Provided passage |
Looking at these meanings, the mnemonic of each representing a concept of something being beneath something seems to hold in none of them. Even if one would want to come up with a better rule of thumb, these Kanji seem to have little to do with each other in meaning. It may be a consolation, though, that at least two of them, mouth and prisoner, have meanings that do seem graphically quite intuitively represented. In the case of the prisoner it might be helpful for many people, though, to know the character for “person” 人 (jin, じん), because it may not be apparent to everyone that just those two strokes, in the absence of anything resembling arms, represents a human. Once you do know the character for human, though, it is even easier for you to remember that the very first character in the list above represents a prisoner, because it is even easier to see then that it looks like a caged person.

Record set |

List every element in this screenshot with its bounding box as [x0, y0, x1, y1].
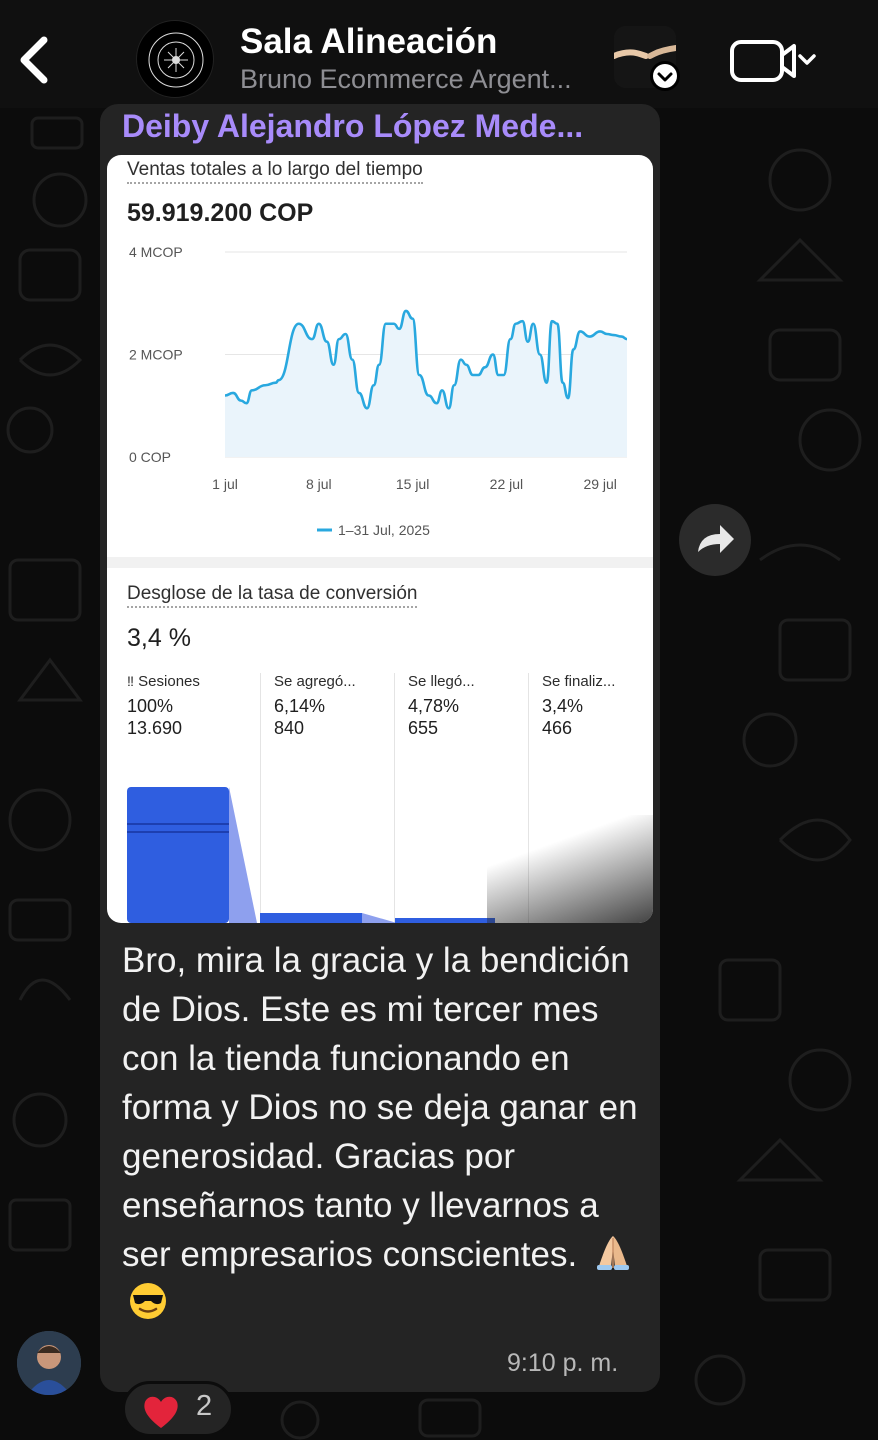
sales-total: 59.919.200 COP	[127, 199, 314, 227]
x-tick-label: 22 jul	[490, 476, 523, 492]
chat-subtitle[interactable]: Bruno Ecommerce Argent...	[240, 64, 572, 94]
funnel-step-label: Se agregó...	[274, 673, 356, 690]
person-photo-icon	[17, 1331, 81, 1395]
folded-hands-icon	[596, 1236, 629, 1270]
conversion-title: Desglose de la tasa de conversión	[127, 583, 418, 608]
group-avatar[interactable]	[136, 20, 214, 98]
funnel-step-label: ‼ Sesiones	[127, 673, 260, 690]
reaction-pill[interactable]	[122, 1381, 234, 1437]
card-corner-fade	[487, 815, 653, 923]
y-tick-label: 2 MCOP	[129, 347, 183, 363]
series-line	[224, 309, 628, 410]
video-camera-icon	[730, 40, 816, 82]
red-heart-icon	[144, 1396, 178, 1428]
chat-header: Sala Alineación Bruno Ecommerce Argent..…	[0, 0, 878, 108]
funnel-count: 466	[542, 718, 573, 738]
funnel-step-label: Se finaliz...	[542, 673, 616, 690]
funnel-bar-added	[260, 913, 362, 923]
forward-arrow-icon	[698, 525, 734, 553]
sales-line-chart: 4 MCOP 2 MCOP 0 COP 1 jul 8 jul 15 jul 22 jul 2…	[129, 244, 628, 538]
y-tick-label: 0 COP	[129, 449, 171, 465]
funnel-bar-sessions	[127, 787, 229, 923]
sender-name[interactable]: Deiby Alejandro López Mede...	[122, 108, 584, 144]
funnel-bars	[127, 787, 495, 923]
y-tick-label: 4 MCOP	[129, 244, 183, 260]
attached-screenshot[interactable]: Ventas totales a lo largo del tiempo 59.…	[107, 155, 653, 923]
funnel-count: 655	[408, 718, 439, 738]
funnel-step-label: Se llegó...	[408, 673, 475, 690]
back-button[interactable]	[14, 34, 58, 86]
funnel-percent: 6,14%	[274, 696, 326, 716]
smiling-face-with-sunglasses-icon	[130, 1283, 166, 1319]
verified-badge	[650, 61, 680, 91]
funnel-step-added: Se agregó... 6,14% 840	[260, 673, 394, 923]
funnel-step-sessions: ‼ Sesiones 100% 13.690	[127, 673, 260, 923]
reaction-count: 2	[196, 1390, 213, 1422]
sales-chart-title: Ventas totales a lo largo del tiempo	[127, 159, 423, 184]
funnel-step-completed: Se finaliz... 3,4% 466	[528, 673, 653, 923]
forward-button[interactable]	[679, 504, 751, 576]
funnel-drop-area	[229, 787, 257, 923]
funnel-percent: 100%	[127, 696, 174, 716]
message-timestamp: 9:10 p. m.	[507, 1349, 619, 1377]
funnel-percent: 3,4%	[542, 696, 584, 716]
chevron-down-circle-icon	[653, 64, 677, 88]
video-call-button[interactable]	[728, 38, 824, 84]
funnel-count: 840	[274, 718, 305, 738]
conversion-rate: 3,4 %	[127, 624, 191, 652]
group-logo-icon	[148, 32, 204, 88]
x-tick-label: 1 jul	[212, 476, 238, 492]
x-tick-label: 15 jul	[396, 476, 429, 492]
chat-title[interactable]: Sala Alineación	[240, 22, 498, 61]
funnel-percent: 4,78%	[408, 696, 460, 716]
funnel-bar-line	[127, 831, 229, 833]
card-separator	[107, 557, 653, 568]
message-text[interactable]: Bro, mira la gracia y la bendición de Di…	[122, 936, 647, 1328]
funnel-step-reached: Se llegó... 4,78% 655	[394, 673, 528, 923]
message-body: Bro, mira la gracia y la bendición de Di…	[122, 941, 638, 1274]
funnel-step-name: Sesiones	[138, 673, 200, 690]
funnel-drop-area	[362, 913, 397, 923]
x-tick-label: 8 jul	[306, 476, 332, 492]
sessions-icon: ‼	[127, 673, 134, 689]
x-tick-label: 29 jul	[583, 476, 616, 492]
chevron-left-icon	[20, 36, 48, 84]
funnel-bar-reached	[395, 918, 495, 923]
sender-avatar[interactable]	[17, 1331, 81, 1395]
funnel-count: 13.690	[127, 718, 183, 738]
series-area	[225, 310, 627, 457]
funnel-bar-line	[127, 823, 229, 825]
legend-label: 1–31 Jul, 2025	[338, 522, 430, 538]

* * *

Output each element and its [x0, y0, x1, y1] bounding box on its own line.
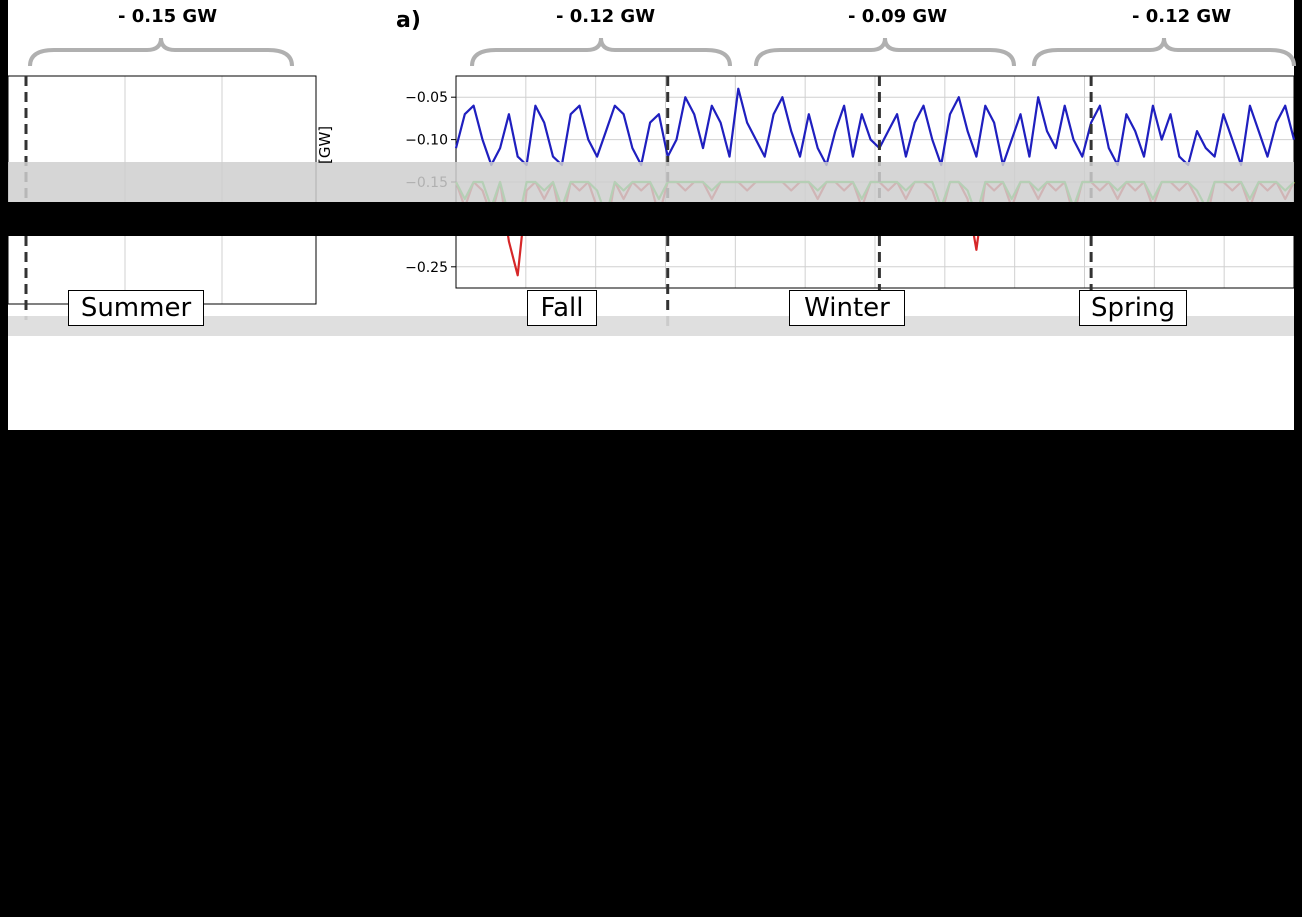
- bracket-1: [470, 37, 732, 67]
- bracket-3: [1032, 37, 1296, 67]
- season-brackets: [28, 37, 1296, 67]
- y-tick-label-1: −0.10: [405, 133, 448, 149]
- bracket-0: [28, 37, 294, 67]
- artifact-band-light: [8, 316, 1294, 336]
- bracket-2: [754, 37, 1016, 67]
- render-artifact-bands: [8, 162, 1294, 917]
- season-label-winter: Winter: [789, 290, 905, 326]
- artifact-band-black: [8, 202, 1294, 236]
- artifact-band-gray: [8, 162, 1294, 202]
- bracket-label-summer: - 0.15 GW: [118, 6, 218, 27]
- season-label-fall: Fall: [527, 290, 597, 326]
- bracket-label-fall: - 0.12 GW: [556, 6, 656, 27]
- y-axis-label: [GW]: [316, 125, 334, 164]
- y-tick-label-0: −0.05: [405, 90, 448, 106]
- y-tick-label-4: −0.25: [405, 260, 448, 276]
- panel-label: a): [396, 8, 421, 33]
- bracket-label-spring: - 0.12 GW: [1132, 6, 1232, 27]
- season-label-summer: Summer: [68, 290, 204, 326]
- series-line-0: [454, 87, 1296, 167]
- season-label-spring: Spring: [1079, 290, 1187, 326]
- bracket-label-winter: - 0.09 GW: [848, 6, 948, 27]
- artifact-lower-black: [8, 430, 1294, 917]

Goals |
A) According to the kanji passage, which two of the characters have meanings that seem intuitively represented by their shapes?
B) In the second listing, reproduce word for word every line from the one containing "- bracket-1: [470, 37, 732, 67]" through the one containing "- panel-label: a): [396, 8, 421, 33]", including both.

Responses to the exercise |
A) Mouth and prisoner.

B)
- bracket-1: [470, 37, 732, 67]
- bracket-3: [1032, 37, 1296, 67]
- season-brackets: [28, 37, 1296, 67]
- y-tick-label-1: −0.10: [405, 133, 448, 149]
- bracket-0: [28, 37, 294, 67]
- artifact-band-light: [8, 316, 1294, 336]
- bracket-2: [754, 37, 1016, 67]
- render-artifact-bands: [8, 162, 1294, 917]
- season-label-winter: Winter: [789, 290, 905, 326]
- artifact-band-black: [8, 202, 1294, 236]
- artifact-band-gray: [8, 162, 1294, 202]
- bracket-label-summer: - 0.15 GW: [118, 6, 218, 27]
- season-label-fall: Fall: [527, 290, 597, 326]
- bracket-label-fall: - 0.12 GW: [556, 6, 656, 27]
- y-axis-label: [GW]: [316, 125, 334, 164]
- y-tick-label-0: −0.05: [405, 90, 448, 106]
- y-tick-label-4: −0.25: [405, 260, 448, 276]
- panel-label: a): [396, 8, 421, 33]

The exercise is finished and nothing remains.